## BEGIN
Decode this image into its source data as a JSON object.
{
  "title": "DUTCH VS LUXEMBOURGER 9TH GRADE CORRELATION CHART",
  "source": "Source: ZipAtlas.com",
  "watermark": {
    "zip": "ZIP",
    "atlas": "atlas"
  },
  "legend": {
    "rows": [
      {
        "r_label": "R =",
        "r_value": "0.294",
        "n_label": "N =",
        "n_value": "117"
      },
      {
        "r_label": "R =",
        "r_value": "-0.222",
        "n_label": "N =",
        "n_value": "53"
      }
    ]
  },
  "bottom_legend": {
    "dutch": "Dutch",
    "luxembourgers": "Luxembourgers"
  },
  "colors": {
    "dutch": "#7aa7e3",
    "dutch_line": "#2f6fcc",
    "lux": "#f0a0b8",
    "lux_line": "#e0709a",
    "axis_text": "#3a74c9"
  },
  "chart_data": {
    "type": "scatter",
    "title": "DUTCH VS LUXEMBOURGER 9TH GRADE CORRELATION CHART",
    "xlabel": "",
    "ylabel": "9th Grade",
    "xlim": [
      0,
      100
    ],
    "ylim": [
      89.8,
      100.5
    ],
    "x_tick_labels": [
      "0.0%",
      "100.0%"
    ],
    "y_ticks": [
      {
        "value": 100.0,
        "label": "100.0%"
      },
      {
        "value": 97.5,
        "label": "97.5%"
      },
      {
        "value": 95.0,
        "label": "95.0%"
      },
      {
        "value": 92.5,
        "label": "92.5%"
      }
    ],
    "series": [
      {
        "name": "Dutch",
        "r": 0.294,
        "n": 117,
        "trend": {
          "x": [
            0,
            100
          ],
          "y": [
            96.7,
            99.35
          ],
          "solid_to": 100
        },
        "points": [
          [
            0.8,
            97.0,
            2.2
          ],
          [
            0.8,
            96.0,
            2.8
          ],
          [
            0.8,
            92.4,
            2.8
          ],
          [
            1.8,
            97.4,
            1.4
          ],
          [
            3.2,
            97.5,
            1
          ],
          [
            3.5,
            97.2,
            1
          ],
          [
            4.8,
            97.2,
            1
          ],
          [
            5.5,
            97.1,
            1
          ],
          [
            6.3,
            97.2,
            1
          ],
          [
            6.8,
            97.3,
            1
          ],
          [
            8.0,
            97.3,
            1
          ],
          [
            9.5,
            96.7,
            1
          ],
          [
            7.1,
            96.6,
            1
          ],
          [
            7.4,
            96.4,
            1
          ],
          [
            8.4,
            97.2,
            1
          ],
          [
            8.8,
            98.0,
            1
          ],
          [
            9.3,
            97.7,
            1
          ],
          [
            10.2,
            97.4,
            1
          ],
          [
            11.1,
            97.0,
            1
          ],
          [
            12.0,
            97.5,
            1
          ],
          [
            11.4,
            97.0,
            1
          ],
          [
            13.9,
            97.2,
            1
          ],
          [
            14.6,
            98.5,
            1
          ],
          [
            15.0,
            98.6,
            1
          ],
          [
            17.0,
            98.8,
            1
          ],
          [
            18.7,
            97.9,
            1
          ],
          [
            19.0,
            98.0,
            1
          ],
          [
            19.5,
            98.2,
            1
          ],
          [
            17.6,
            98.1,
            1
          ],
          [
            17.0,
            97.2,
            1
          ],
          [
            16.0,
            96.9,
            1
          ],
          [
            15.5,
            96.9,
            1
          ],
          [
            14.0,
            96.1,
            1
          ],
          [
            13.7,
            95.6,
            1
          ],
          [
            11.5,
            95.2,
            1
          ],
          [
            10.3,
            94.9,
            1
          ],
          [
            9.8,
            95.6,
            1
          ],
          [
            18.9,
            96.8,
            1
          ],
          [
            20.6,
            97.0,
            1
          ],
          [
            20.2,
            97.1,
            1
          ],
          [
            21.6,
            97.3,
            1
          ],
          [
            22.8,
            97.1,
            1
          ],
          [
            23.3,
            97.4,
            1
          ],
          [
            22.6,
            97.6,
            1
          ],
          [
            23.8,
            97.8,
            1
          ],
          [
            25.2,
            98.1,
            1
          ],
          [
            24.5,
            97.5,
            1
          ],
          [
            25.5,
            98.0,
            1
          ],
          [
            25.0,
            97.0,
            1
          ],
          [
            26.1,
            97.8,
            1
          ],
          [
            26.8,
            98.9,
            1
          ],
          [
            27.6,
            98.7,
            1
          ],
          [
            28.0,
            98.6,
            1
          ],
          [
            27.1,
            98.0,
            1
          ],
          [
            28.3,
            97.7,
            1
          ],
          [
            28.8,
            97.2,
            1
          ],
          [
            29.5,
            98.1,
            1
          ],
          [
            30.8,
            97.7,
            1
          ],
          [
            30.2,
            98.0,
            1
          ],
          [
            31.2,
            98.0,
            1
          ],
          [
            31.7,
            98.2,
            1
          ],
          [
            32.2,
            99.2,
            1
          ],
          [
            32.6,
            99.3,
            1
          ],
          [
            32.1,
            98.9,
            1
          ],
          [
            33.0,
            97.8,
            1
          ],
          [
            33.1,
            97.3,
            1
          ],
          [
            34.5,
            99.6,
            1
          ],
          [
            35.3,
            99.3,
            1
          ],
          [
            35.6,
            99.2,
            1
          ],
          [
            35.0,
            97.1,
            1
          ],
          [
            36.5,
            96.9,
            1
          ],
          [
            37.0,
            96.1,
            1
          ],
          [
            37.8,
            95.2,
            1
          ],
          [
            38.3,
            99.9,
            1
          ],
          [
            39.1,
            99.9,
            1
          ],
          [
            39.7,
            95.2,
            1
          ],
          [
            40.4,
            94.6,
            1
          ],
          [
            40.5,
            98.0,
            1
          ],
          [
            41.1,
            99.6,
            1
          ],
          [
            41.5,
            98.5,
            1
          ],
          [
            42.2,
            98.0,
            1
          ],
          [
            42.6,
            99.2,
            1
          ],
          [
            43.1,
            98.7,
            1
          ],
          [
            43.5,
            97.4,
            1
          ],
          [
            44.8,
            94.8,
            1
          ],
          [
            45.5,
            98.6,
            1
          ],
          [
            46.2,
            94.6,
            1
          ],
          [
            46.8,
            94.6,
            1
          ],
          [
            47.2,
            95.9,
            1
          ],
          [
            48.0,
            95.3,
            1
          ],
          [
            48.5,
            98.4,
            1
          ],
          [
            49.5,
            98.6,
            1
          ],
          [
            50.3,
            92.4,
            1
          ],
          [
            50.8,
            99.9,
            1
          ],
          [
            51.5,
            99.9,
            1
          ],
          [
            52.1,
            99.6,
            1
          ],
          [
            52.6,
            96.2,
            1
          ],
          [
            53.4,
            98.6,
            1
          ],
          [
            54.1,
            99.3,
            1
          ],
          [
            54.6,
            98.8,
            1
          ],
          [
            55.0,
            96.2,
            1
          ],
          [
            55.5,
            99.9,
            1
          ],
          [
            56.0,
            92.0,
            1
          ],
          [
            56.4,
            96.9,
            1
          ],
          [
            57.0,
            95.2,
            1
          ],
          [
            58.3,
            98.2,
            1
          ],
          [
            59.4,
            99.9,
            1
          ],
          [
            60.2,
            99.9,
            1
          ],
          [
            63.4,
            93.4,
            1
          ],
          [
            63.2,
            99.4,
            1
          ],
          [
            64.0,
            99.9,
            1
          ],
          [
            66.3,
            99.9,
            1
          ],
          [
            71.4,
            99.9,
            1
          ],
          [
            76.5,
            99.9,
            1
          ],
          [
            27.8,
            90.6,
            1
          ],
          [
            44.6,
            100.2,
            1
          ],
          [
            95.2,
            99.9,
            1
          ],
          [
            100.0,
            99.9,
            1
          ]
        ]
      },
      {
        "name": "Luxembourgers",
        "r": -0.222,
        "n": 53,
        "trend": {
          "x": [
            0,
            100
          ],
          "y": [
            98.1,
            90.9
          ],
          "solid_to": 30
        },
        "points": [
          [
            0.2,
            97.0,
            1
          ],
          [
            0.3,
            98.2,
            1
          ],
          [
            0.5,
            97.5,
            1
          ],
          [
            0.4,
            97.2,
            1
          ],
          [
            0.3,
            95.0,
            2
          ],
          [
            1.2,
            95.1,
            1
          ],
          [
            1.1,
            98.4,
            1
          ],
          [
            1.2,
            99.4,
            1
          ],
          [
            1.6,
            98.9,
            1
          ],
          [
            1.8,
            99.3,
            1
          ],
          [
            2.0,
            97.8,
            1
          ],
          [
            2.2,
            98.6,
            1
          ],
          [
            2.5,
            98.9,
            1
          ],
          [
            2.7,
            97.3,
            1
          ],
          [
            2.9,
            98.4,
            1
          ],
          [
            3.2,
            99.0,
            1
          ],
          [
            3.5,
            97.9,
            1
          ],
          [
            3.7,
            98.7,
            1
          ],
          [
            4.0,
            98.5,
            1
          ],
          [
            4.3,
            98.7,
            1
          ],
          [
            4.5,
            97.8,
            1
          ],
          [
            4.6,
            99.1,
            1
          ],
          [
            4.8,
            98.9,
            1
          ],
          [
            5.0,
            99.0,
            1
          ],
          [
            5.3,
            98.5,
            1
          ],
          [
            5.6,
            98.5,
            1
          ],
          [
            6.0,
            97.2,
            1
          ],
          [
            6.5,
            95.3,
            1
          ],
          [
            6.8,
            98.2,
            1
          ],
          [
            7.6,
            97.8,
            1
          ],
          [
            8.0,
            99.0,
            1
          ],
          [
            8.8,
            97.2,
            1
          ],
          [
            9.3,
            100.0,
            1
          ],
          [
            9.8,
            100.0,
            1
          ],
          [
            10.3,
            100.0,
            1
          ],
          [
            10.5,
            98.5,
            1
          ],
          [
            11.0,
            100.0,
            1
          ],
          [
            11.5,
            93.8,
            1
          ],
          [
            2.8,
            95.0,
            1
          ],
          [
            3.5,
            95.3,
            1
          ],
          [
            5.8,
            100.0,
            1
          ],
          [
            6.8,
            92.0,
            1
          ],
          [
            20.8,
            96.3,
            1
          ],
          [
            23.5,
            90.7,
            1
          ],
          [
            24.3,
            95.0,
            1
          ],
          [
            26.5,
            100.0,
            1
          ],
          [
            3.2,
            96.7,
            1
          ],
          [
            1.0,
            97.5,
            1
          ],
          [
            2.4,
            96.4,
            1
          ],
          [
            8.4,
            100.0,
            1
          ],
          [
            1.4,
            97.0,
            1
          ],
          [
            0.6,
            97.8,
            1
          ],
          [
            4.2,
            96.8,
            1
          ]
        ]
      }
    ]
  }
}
## END
**WRITTEN TASK:** Of the lines in the listing, how many hold the word "Luxembourgers"? Nothing but the number is needed.

**COMPLETE ANSWER:** 2